■ Data extract
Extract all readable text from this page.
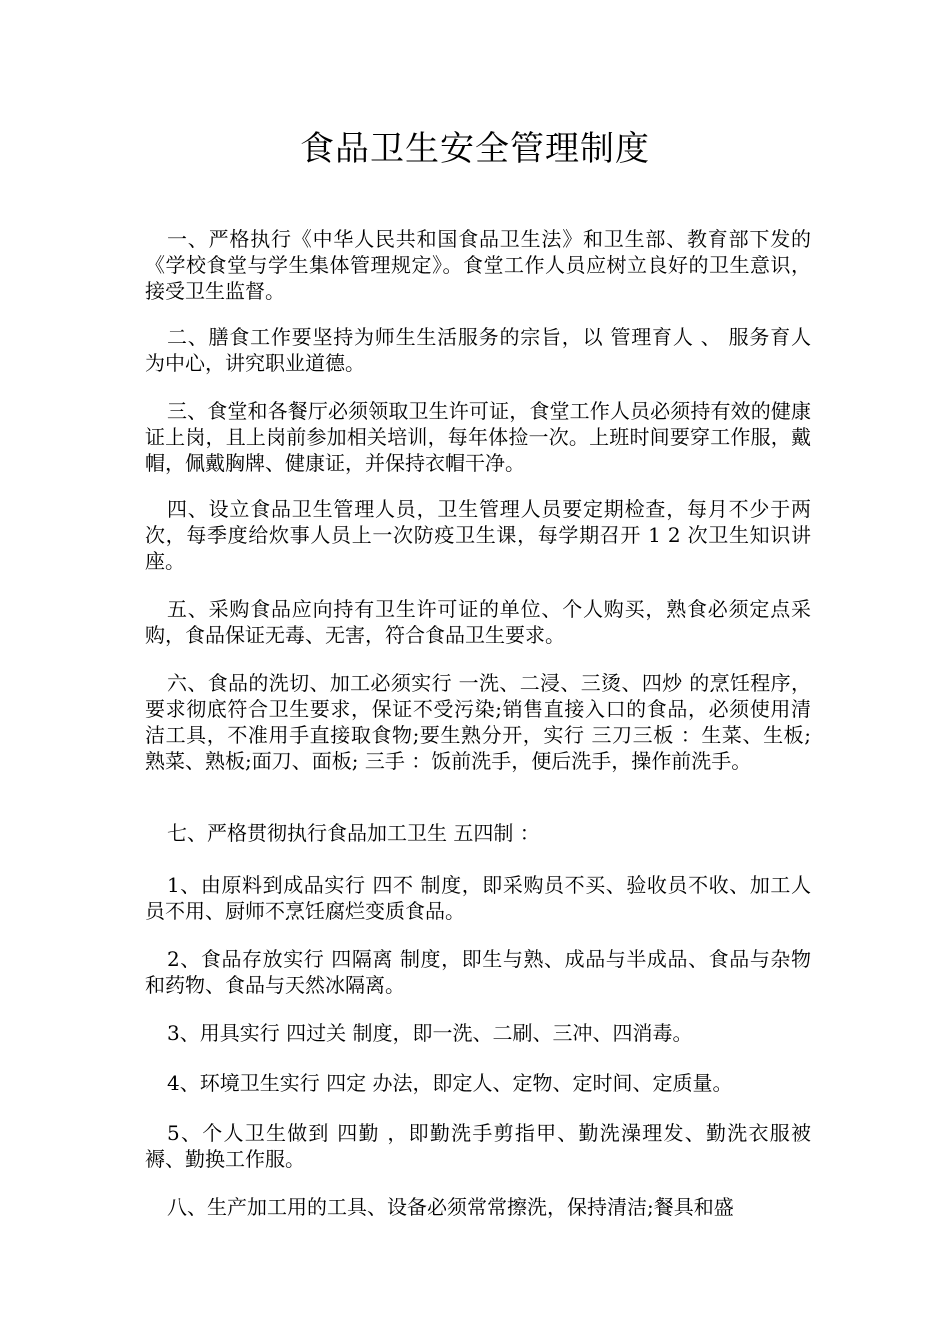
食品卫生安全管理制度

一、严格执行《中华人民共和国食品卫生法》和卫生部、教育部下发的《学校食堂与学生集体管理规定》。食堂工作人员应树立良好的卫生意识，接受卫生监督。

二、膳食工作要坚持为师生生活服务的宗旨，以 管理育人 、 服务育人 为中心，讲究职业道德。

三、食堂和各餐厅必须领取卫生许可证，食堂工作人员必须持有效的健康证上岗，且上岗前参加相关培训，每年体捡一次。上班时间要穿工作服，戴帽，佩戴胸牌、健康证，并保持衣帽干净。

四、设立食品卫生管理人员，卫生管理人员要定期检查，每月不少于两次，每季度给炊事人员上一次防疫卫生课，每学期召开 1 2 次卫生知识讲座。

五、采购食品应向持有卫生许可证的单位、个人购买，熟食必须定点采购，食品保证无毒、无害，符合食品卫生要求。

六、食品的洗切、加工必须实行 一洗、二浸、三烫、四炒 的烹饪程序，要求彻底符合卫生要求，保证不受污染;销售直接入口的食品，必须使用清洁工具，不准用手直接取食物;要生熟分开，实行 三刀三板 ：生菜、生板;熟菜、熟板;面刀、面板; 三手 ：饭前洗手，便后洗手，操作前洗手。

七、严格贯彻执行食品加工卫生 五四制 ：

1、由原料到成品实行 四不 制度，即采购员不买、验收员不收、加工人员不用、厨师不烹饪腐烂变质食品。

2、食品存放实行 四隔离 制度，即生与熟、成品与半成品、食品与杂物和药物、食品与天然冰隔离。

3、用具实行 四过关 制度，即一洗、二刷、三冲、四消毒。

4、环境卫生实行 四定 办法，即定人、定物、定时间、定质量。

5、个人卫生做到 四勤 ，即勤洗手剪指甲、勤洗澡理发、勤洗衣服被褥、勤换工作服。

八、生产加工用的工具、设备必须常常擦洗，保持清洁;餐具和盛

■ Problem to work on
Repeat all the data as it stands, dropping any images it holds.

■ Result
Extract all readable text from this page.
食品卫生安全管理制度

一、严格执行《中华人民共和国食品卫生法》和卫生部、教育部下发的《学校食堂与学生集体管理规定》。食堂工作人员应树立良好的卫生意识，接受卫生监督。

二、膳食工作要坚持为师生生活服务的宗旨，以 管理育人 、 服务育人 为中心，讲究职业道德。

三、食堂和各餐厅必须领取卫生许可证，食堂工作人员必须持有效的健康证上岗，且上岗前参加相关培训，每年体捡一次。上班时间要穿工作服，戴帽，佩戴胸牌、健康证，并保持衣帽干净。

四、设立食品卫生管理人员，卫生管理人员要定期检查，每月不少于两次，每季度给炊事人员上一次防疫卫生课，每学期召开 1 2 次卫生知识讲座。

五、采购食品应向持有卫生许可证的单位、个人购买，熟食必须定点采购，食品保证无毒、无害，符合食品卫生要求。

六、食品的洗切、加工必须实行 一洗、二浸、三烫、四炒 的烹饪程序，要求彻底符合卫生要求，保证不受污染;销售直接入口的食品，必须使用清洁工具，不准用手直接取食物;要生熟分开，实行 三刀三板 ：生菜、生板;熟菜、熟板;面刀、面板; 三手 ：饭前洗手，便后洗手，操作前洗手。

七、严格贯彻执行食品加工卫生 五四制 ：

1、由原料到成品实行 四不 制度，即采购员不买、验收员不收、加工人员不用、厨师不烹饪腐烂变质食品。

2、食品存放实行 四隔离 制度，即生与熟、成品与半成品、食品与杂物和药物、食品与天然冰隔离。

3、用具实行 四过关 制度，即一洗、二刷、三冲、四消毒。

4、环境卫生实行 四定 办法，即定人、定物、定时间、定质量。

5、个人卫生做到 四勤 ，即勤洗手剪指甲、勤洗澡理发、勤洗衣服被褥、勤换工作服。

八、生产加工用的工具、设备必须常常擦洗，保持清洁;餐具和盛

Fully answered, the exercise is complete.